Prompt: Gather every line from the items below that contains the string "count".

(Recorded data)
+++

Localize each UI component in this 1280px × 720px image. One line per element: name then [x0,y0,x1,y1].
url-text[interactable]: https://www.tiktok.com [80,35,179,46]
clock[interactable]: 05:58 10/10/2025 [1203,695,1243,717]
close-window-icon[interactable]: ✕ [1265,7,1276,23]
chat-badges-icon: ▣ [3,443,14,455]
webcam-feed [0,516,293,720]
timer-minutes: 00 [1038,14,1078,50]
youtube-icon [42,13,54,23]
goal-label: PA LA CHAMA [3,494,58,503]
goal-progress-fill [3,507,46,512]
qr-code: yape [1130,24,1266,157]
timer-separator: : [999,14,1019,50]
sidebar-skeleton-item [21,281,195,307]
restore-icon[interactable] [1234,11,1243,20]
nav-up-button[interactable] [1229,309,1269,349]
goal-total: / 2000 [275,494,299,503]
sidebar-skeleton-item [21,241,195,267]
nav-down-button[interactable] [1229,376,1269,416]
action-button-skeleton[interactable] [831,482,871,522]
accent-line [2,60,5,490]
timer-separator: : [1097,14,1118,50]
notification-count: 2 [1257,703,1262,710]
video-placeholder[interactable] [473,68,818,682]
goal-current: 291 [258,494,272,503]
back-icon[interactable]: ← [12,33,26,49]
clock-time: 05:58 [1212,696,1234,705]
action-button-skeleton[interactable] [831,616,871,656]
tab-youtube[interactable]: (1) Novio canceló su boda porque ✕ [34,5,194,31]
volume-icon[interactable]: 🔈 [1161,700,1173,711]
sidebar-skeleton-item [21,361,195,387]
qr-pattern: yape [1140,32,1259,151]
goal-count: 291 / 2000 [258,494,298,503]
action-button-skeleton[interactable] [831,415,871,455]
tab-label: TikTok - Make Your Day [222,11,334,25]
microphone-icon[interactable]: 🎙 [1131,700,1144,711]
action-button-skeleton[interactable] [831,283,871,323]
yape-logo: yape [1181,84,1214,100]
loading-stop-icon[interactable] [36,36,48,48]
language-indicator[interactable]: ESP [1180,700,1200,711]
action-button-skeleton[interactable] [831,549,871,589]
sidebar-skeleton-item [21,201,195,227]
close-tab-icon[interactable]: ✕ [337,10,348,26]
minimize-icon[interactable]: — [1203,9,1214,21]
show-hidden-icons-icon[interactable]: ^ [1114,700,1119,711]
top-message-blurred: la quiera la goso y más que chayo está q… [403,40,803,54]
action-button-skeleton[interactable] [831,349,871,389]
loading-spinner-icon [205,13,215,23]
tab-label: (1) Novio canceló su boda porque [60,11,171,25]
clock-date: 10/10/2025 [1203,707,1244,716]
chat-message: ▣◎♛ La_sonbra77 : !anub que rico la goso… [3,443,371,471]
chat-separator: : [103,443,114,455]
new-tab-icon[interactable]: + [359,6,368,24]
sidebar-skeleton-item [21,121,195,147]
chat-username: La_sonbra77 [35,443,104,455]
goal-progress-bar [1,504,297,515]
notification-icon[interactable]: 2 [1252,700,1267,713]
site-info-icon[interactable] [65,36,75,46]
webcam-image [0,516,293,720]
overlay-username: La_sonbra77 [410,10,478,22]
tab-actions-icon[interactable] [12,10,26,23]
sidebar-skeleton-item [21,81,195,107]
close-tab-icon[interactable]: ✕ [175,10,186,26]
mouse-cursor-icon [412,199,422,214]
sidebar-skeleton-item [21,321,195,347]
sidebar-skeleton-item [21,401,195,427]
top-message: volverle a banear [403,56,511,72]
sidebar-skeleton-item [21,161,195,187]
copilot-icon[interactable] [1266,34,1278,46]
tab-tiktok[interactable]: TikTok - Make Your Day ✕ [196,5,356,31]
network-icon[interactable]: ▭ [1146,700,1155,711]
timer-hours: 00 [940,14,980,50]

+++

Response:
notification-count: 2 [1257,703,1262,710]
goal-count: 291 / 2000 [258,494,298,503]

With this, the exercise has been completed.